(GIVEN ENTRIES)
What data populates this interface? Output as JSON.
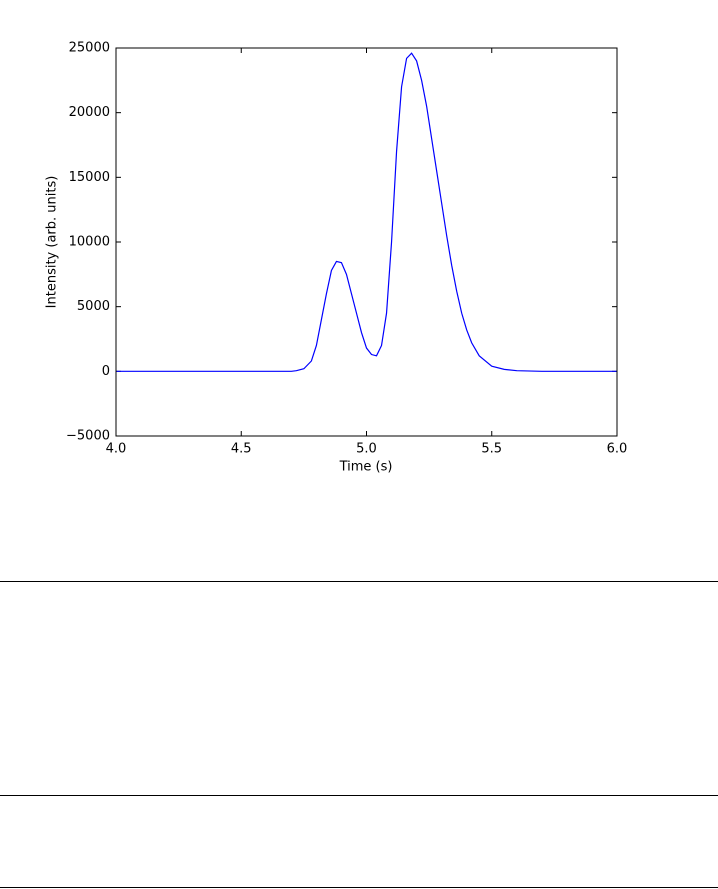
{
  "chart_data": {
    "type": "line",
    "xlabel": "Time (s)",
    "ylabel": "Intensity (arb. units)",
    "x": [
      4.0,
      4.5,
      4.7,
      4.72,
      4.75,
      4.78,
      4.8,
      4.82,
      4.84,
      4.86,
      4.88,
      4.9,
      4.92,
      4.94,
      4.96,
      4.98,
      5.0,
      5.02,
      5.04,
      5.06,
      5.08,
      5.1,
      5.12,
      5.14,
      5.16,
      5.18,
      5.2,
      5.22,
      5.24,
      5.26,
      5.28,
      5.3,
      5.32,
      5.34,
      5.36,
      5.38,
      5.4,
      5.42,
      5.45,
      5.5,
      5.55,
      5.6,
      5.7,
      6.0
    ],
    "series": [
      {
        "color": "#0000ff",
        "values": [
          0,
          0,
          0,
          50,
          200,
          800,
          2000,
          4000,
          6000,
          7800,
          8500,
          8400,
          7500,
          6000,
          4500,
          3000,
          1800,
          1300,
          1200,
          2000,
          4500,
          10000,
          17000,
          22000,
          24200,
          24600,
          24000,
          22500,
          20500,
          18000,
          15500,
          13000,
          10500,
          8200,
          6200,
          4500,
          3200,
          2200,
          1200,
          400,
          150,
          50,
          0,
          0
        ]
      }
    ],
    "xlim": [
      4.0,
      6.0
    ],
    "xticks": [
      {
        "value": 4,
        "label": "4.0"
      },
      {
        "value": 4.5,
        "label": "4.5"
      },
      {
        "value": 5,
        "label": "5.0"
      },
      {
        "value": 5.5,
        "label": "5.5"
      },
      {
        "value": 6,
        "label": "6.0"
      }
    ],
    "ylim": [
      -5000,
      25000
    ],
    "yticks": [
      {
        "value": -5000,
        "label": "−5000"
      },
      0,
      5000,
      10000,
      15000,
      20000,
      25000
    ]
  }
}
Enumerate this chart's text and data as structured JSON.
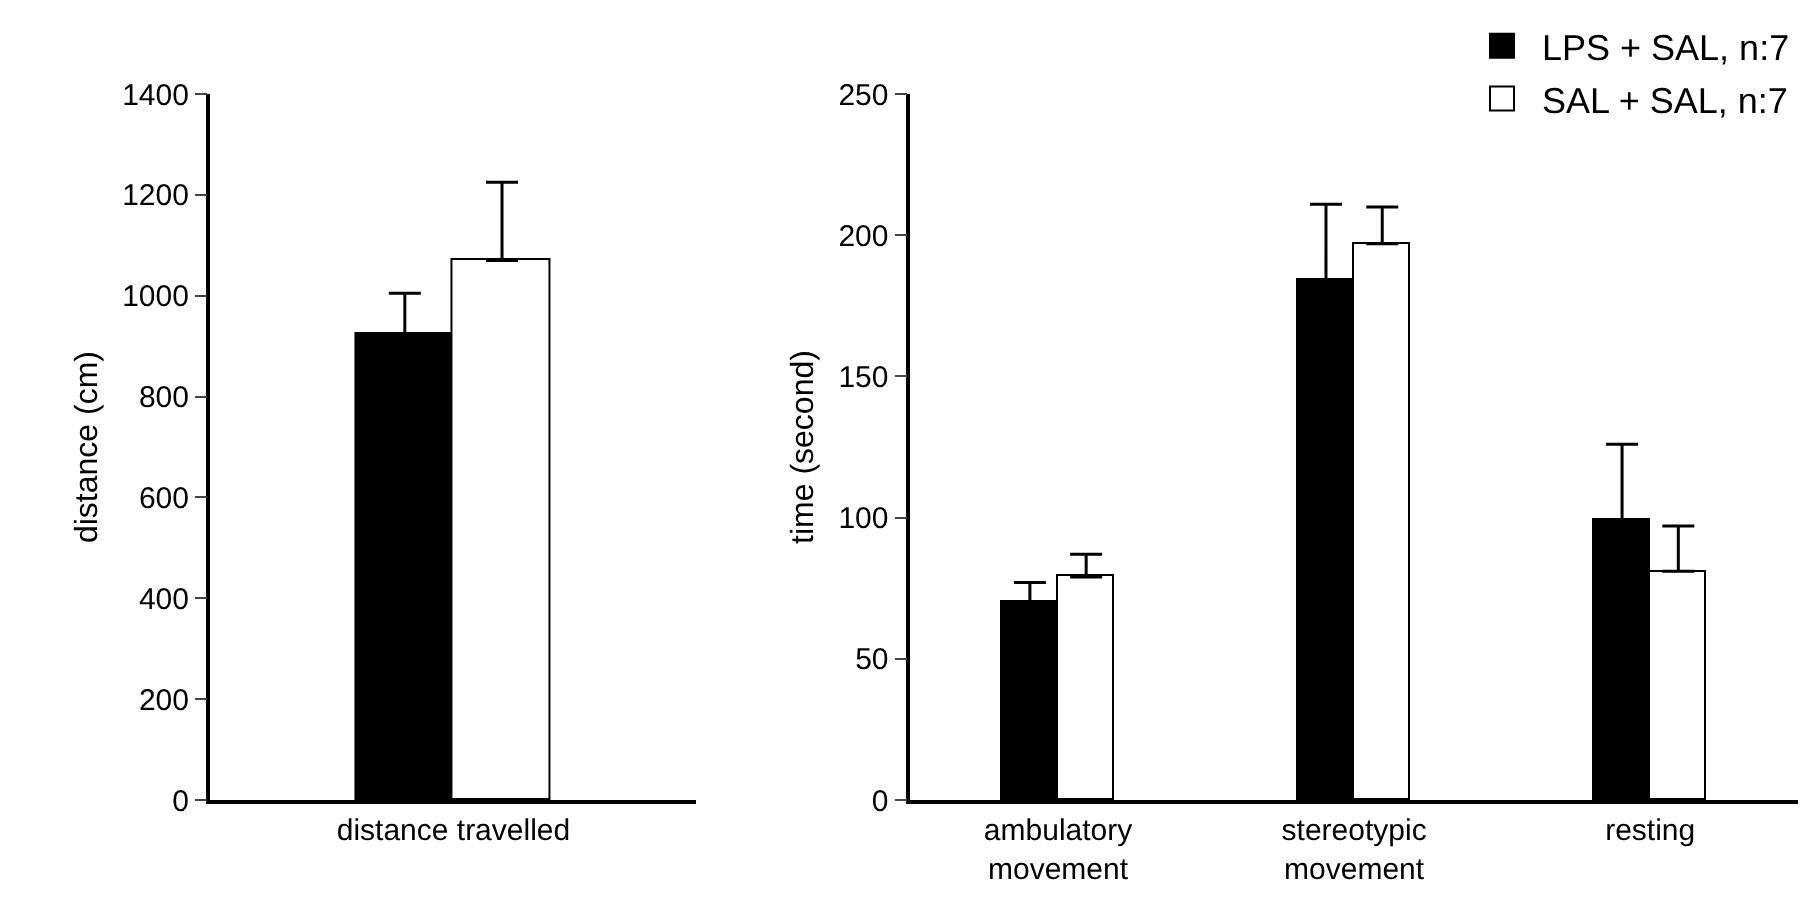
{
  "chart_data": [
    {
      "type": "bar",
      "categories": [
        "distance travelled"
      ],
      "ylabel": "distance (cm)",
      "ylim": [
        0,
        1400
      ],
      "yticks": [
        0,
        200,
        400,
        600,
        800,
        1000,
        1200,
        1400
      ],
      "legend": false,
      "series": [
        {
          "color": "#000000",
          "values": [
            925
          ],
          "errors": [
            [
              925,
              1005
            ]
          ]
        },
        {
          "color": "#ffffff",
          "values": [
            1070
          ],
          "errors": [
            [
              1070,
              1225
            ]
          ]
        }
      ]
    },
    {
      "type": "bar",
      "categories": [
        "ambulatory\nmovement",
        "stereotypic\nmovement",
        "resting"
      ],
      "ylabel": "time (second)",
      "ylim": [
        0,
        250
      ],
      "yticks": [
        0,
        50,
        100,
        150,
        200,
        250
      ],
      "legend": "top right",
      "series": [
        {
          "name": "LPS + SAL, n:7",
          "color": "#000000",
          "values": [
            70,
            184,
            99
          ],
          "errors": [
            [
              70,
              77
            ],
            [
              184,
              211
            ],
            [
              99,
              126
            ]
          ]
        },
        {
          "name": "SAL + SAL, n:7",
          "color": "#ffffff",
          "values": [
            79,
            197,
            81
          ],
          "errors": [
            [
              79,
              87
            ],
            [
              197,
              210
            ],
            [
              81,
              97
            ]
          ]
        }
      ]
    }
  ]
}
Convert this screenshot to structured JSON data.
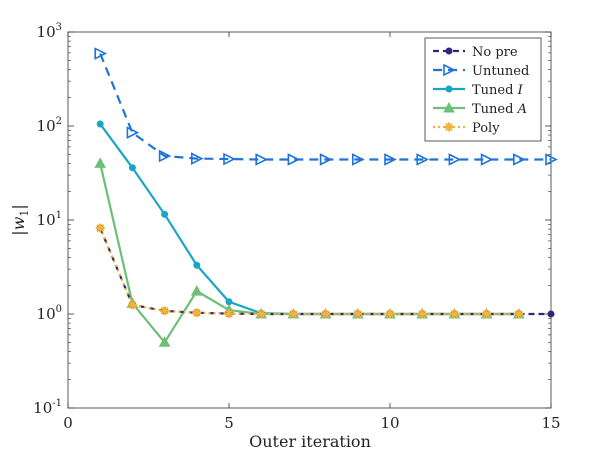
{
  "chart_data": {
    "type": "line",
    "title": "",
    "xlabel": "Outer iteration",
    "ylabel": "|w",
    "ylabel_sub": "1",
    "ylabel_close": "|",
    "xlim": [
      0,
      15
    ],
    "ylim": [
      0.1,
      1000
    ],
    "yscale": "log",
    "xticks": [
      0,
      5,
      10,
      15
    ],
    "yticks": [
      {
        "value": 0.1,
        "base": "10",
        "exp": "-1"
      },
      {
        "value": 1,
        "base": "10",
        "exp": "0"
      },
      {
        "value": 10,
        "base": "10",
        "exp": "1"
      },
      {
        "value": 100,
        "base": "10",
        "exp": "2"
      },
      {
        "value": 1000,
        "base": "10",
        "exp": "3"
      }
    ],
    "grid": false,
    "legend_position": "top-right",
    "series": [
      {
        "name": "No pre",
        "legend_italic": "",
        "color": "#2b2a7a",
        "dash": "6,4",
        "marker": "circle",
        "x": [
          1,
          2,
          3,
          4,
          5,
          6,
          7,
          8,
          9,
          10,
          11,
          12,
          13,
          14,
          15
        ],
        "y": [
          8.2,
          1.25,
          1.08,
          1.03,
          1.01,
          1.0,
          1.0,
          1.0,
          1.0,
          1.0,
          1.0,
          1.0,
          1.0,
          1.0,
          1.0
        ]
      },
      {
        "name": "Untuned",
        "legend_italic": "",
        "color": "#1f74d8",
        "dash": "9,6",
        "marker": "triangle-right",
        "x": [
          1,
          2,
          3,
          4,
          5,
          6,
          7,
          8,
          9,
          10,
          11,
          12,
          13,
          14,
          15
        ],
        "y": [
          590,
          85,
          48,
          45,
          44.5,
          44,
          44,
          44,
          44,
          44,
          44,
          44,
          44,
          44,
          44
        ]
      },
      {
        "name": "Tuned ",
        "legend_italic": "I",
        "color": "#1aa5c4",
        "dash": "",
        "marker": "circle",
        "x": [
          1,
          2,
          3,
          4,
          5,
          6,
          7,
          8,
          9,
          10,
          11,
          12,
          13,
          14
        ],
        "y": [
          105,
          36,
          11.5,
          3.3,
          1.35,
          1.02,
          1.0,
          1.0,
          1.0,
          1.0,
          1.0,
          1.0,
          1.0,
          1.0
        ]
      },
      {
        "name": "Tuned ",
        "legend_italic": "A",
        "color": "#6dbf77",
        "dash": "",
        "marker": "triangle-up",
        "x": [
          1,
          2,
          3,
          4,
          5,
          6,
          7,
          8,
          9,
          10,
          11,
          12,
          13,
          14
        ],
        "y": [
          40,
          1.3,
          0.5,
          1.75,
          1.1,
          1.0,
          1.0,
          1.0,
          1.0,
          1.0,
          1.0,
          1.0,
          1.0,
          1.0
        ]
      },
      {
        "name": "Poly",
        "legend_italic": "",
        "color": "#f2b33d",
        "dash": "2,3",
        "marker": "star",
        "x": [
          1,
          2,
          3,
          4,
          5,
          6,
          7,
          8,
          9,
          10,
          11,
          12,
          13,
          14
        ],
        "y": [
          8.2,
          1.25,
          1.08,
          1.03,
          1.01,
          1.0,
          1.0,
          1.0,
          1.0,
          1.0,
          1.0,
          1.0,
          1.0,
          1.0
        ]
      }
    ]
  }
}
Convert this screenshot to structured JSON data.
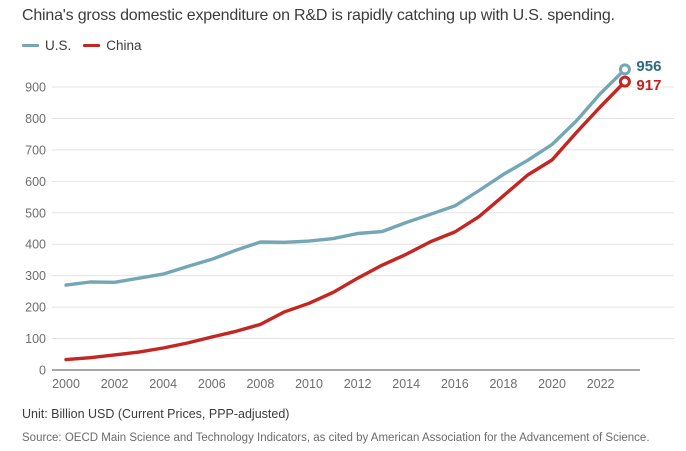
{
  "title": "China's gross domestic expenditure on R&D is rapidly catching up with U.S. spending.",
  "legend": {
    "items": [
      {
        "label": "U.S.",
        "color": "#74a7b5"
      },
      {
        "label": "China",
        "color": "#c42622"
      }
    ]
  },
  "footer": {
    "unit": "Unit: Billion USD (Current Prices, PPP-adjusted)",
    "source": "Source: OECD Main Science and Technology Indicators, as cited by American Association for the Advancement of Science."
  },
  "colors": {
    "title_text": "#3c3c3c",
    "tick_text": "#6e6e6e",
    "gridline": "#e3e3e3",
    "axis_line": "#a8a8a8",
    "us_line": "#74a7b5",
    "us_label": "#2f6c7c",
    "china_line": "#c42622",
    "china_label": "#c0221e"
  },
  "chart_data": {
    "type": "line",
    "title": "China's gross domestic expenditure on R&D is rapidly catching up with U.S. spending.",
    "xlabel": "",
    "ylabel": "Billion USD (Current Prices, PPP-adjusted)",
    "x": [
      2000,
      2001,
      2002,
      2003,
      2004,
      2005,
      2006,
      2007,
      2008,
      2009,
      2010,
      2011,
      2012,
      2013,
      2014,
      2015,
      2016,
      2017,
      2018,
      2019,
      2020,
      2021,
      2022,
      2023
    ],
    "series": [
      {
        "name": "U.S.",
        "color": "#74a7b5",
        "label_color": "#2f6c7c",
        "end_label": "956",
        "values": [
          270,
          280,
          279,
          292,
          305,
          329,
          352,
          381,
          407,
          406,
          410,
          418,
          434,
          440,
          469,
          495,
          522,
          571,
          622,
          667,
          717,
          792,
          880,
          956
        ]
      },
      {
        "name": "China",
        "color": "#c42622",
        "label_color": "#c0221e",
        "end_label": "917",
        "values": [
          33,
          39,
          48,
          57,
          70,
          86,
          105,
          123,
          145,
          185,
          212,
          247,
          292,
          333,
          368,
          408,
          439,
          488,
          554,
          620,
          668,
          755,
          838,
          917
        ]
      }
    ],
    "xticks": [
      2000,
      2002,
      2004,
      2006,
      2008,
      2010,
      2012,
      2014,
      2016,
      2018,
      2020,
      2022
    ],
    "yticks": [
      0,
      100,
      200,
      300,
      400,
      500,
      600,
      700,
      800,
      900
    ],
    "ylim": [
      0,
      960
    ],
    "grid": "horizontal",
    "legend_position": "top-left"
  }
}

(SHORT PROBLEM)
Locate each line containing the string "expenditure" and show it.

(FINISHED ANSWER)
  "title": "China's gross domestic expenditure on R&D is rapidly catching up with U.S. spending.",
    "title": "China's gross domestic expenditure on R&D is rapidly catching up with U.S. spending.",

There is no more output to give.